• What needs to be done: Every record must be copied exactly, except that pictures are dropped.

• Data listing:
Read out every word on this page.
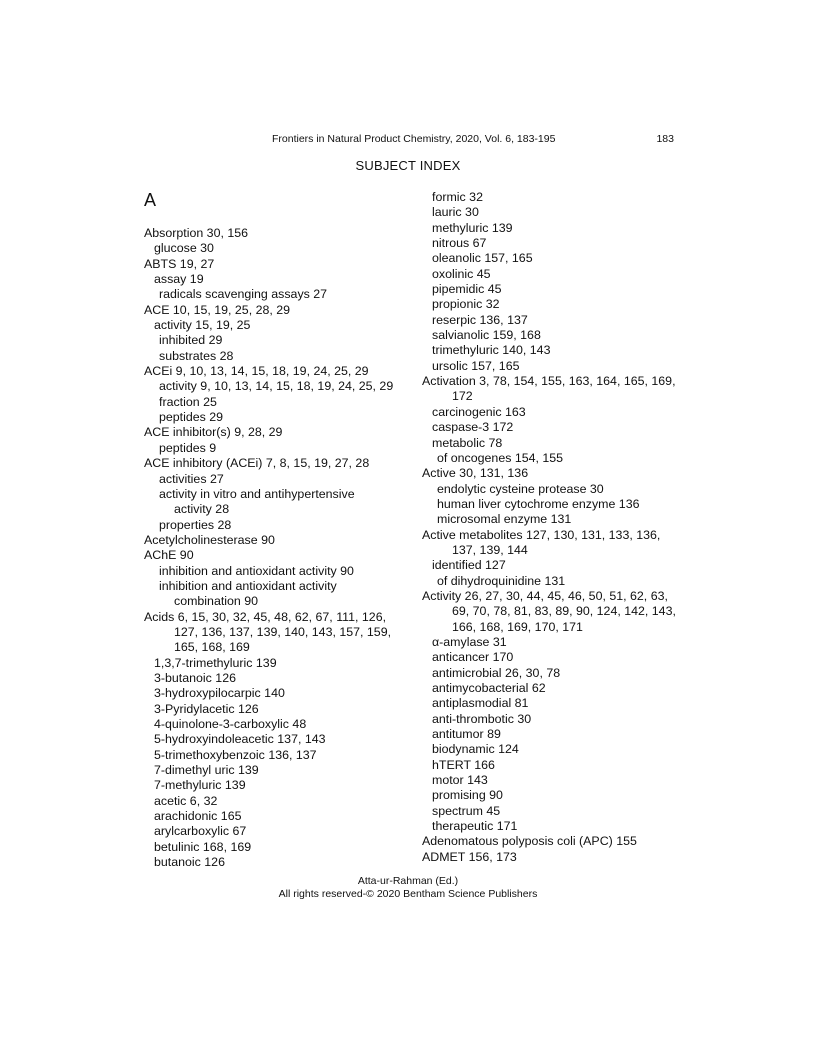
Frontiers in Natural Product Chemistry, 2020, Vol. 6, 183-195	183
SUBJECT INDEX
A
Absorption 30, 156
glucose 30
ABTS 19, 27
assay 19
radicals scavenging assays 27
ACE 10, 15, 19, 25, 28, 29
activity 15, 19, 25
inhibited 29
substrates 28
ACEi 9, 10, 13, 14, 15, 18, 19, 24, 25, 29
activity 9, 10, 13, 14, 15, 18, 19, 24, 25, 29
fraction 25
peptides 29
ACE inhibitor(s) 9, 28, 29
peptides 9
ACE inhibitory (ACEi) 7, 8, 15, 19, 27, 28
activities 27
activity in vitro and antihypertensive
activity 28
properties 28
Acetylcholinesterase 90
AChE 90
inhibition and antioxidant activity 90
inhibition and antioxidant activity
combination 90
Acids 6, 15, 30, 32, 45, 48, 62, 67, 111, 126,
127, 136, 137, 139, 140, 143, 157, 159,
165, 168, 169
1,3,7-trimethyluric 139
3-butanoic 126
3-hydroxypilocarpic 140
3-Pyridylacetic 126
4-quinolone-3-carboxylic 48
5-hydroxyindoleacetic 137, 143
5-trimethoxybenzoic 136, 137
7-dimethyl uric 139
7-methyluric 139
acetic 6, 32
arachidonic 165
arylcarboxylic 67
betulinic 168, 169
butanoic 126
formic 32
lauric 30
methyluric 139
nitrous 67
oleanolic 157, 165
oxolinic 45
pipemidic 45
propionic 32
reserpic 136, 137
salvianolic 159, 168
trimethyluric 140, 143
ursolic 157, 165
Activation 3, 78, 154, 155, 163, 164, 165, 169,
172
carcinogenic 163
caspase-3 172
metabolic 78
of oncogenes 154, 155
Active 30, 131, 136
endolytic cysteine protease 30
human liver cytochrome enzyme 136
microsomal enzyme 131
Active metabolites 127, 130, 131, 133, 136,
137, 139, 144
identified 127
of dihydroquinidine 131
Activity 26, 27, 30, 44, 45, 46, 50, 51, 62, 63,
69, 70, 78, 81, 83, 89, 90, 124, 142, 143,
166, 168, 169, 170, 171
α-amylase 31
anticancer 170
antimicrobial 26, 30, 78
antimycobacterial 62
antiplasmodial 81
anti-thrombotic 30
antitumor 89
biodynamic 124
hTERT 166
motor 143
promising 90
spectrum 45
therapeutic 171
Adenomatous polyposis coli (APC) 155
ADMET 156, 173
Atta-ur-Rahman (Ed.)
All rights reserved-© 2020 Bentham Science Publishers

• Solution:
Read out every word on this page.
Frontiers in Natural Product Chemistry, 2020, Vol. 6, 183-195	183
SUBJECT INDEX
A
Absorption 30, 156
glucose 30
ABTS 19, 27
assay 19
radicals scavenging assays 27
ACE 10, 15, 19, 25, 28, 29
activity 15, 19, 25
inhibited 29
substrates 28
ACEi 9, 10, 13, 14, 15, 18, 19, 24, 25, 29
activity 9, 10, 13, 14, 15, 18, 19, 24, 25, 29
fraction 25
peptides 29
ACE inhibitor(s) 9, 28, 29
peptides 9
ACE inhibitory (ACEi) 7, 8, 15, 19, 27, 28
activities 27
activity in vitro and antihypertensive
activity 28
properties 28
Acetylcholinesterase 90
AChE 90
inhibition and antioxidant activity 90
inhibition and antioxidant activity
combination 90
Acids 6, 15, 30, 32, 45, 48, 62, 67, 111, 126,
127, 136, 137, 139, 140, 143, 157, 159,
165, 168, 169
1,3,7-trimethyluric 139
3-butanoic 126
3-hydroxypilocarpic 140
3-Pyridylacetic 126
4-quinolone-3-carboxylic 48
5-hydroxyindoleacetic 137, 143
5-trimethoxybenzoic 136, 137
7-dimethyl uric 139
7-methyluric 139
acetic 6, 32
arachidonic 165
arylcarboxylic 67
betulinic 168, 169
butanoic 126
formic 32
lauric 30
methyluric 139
nitrous 67
oleanolic 157, 165
oxolinic 45
pipemidic 45
propionic 32
reserpic 136, 137
salvianolic 159, 168
trimethyluric 140, 143
ursolic 157, 165
Activation 3, 78, 154, 155, 163, 164, 165, 169,
172
carcinogenic 163
caspase-3 172
metabolic 78
of oncogenes 154, 155
Active 30, 131, 136
endolytic cysteine protease 30
human liver cytochrome enzyme 136
microsomal enzyme 131
Active metabolites 127, 130, 131, 133, 136,
137, 139, 144
identified 127
of dihydroquinidine 131
Activity 26, 27, 30, 44, 45, 46, 50, 51, 62, 63,
69, 70, 78, 81, 83, 89, 90, 124, 142, 143,
166, 168, 169, 170, 171
α-amylase 31
anticancer 170
antimicrobial 26, 30, 78
antimycobacterial 62
antiplasmodial 81
anti-thrombotic 30
antitumor 89
biodynamic 124
hTERT 166
motor 143
promising 90
spectrum 45
therapeutic 171
Adenomatous polyposis coli (APC) 155
ADMET 156, 173
Atta-ur-Rahman (Ed.)
All rights reserved-© 2020 Bentham Science Publishers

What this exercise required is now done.